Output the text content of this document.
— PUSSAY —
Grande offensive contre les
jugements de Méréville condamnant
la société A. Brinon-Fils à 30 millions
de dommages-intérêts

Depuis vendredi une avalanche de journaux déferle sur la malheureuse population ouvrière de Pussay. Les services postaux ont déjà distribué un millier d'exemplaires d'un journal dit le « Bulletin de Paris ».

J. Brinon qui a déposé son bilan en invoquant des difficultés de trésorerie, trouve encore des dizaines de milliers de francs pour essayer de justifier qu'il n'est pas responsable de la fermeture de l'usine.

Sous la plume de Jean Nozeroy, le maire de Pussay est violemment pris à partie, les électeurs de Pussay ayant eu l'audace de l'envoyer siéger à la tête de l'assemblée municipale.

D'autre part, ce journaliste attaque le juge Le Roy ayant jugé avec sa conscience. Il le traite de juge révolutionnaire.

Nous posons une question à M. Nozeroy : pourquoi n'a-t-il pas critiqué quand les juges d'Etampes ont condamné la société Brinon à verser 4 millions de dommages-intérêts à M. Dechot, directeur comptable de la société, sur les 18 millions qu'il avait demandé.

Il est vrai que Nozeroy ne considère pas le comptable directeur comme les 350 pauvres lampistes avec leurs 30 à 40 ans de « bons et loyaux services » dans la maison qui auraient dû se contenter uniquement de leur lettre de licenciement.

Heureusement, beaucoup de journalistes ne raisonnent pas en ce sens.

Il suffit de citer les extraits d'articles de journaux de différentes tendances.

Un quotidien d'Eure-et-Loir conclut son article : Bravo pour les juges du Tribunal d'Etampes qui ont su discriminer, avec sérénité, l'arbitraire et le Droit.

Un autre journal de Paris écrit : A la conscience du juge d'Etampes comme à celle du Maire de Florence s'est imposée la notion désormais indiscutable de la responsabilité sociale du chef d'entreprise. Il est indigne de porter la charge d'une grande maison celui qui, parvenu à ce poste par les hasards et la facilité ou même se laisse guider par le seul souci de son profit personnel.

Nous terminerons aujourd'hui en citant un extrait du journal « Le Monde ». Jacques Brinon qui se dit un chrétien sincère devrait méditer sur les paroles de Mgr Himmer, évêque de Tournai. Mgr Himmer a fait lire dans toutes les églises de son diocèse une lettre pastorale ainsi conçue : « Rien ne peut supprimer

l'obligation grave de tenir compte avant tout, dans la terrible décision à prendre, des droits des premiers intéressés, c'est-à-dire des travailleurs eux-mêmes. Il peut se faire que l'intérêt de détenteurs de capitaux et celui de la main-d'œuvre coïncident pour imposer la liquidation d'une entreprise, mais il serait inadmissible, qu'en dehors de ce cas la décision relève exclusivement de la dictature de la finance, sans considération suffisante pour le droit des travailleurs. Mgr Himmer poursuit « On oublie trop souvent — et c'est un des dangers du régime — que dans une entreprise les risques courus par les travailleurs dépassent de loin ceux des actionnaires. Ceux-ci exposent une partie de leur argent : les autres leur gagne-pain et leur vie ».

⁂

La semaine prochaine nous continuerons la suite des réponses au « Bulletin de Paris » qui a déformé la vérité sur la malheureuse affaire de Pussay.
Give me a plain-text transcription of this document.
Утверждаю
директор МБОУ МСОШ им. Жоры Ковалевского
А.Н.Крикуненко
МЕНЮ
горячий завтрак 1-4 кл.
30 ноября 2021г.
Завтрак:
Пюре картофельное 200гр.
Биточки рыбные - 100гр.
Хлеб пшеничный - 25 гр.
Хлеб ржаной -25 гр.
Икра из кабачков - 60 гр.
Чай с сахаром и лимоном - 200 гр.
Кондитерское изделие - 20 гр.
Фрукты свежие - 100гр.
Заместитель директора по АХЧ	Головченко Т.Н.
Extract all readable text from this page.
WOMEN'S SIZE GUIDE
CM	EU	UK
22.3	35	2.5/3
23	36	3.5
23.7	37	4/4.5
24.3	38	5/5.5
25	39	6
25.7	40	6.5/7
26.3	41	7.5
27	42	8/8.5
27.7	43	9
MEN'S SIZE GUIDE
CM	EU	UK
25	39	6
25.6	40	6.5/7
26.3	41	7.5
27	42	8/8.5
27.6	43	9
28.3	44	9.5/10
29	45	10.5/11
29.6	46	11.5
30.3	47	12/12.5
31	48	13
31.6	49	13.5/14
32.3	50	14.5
####################
• [Exercise requirements] Across the entries, how many lines hold the word "avec"? Say only the number.

• [Reply] 3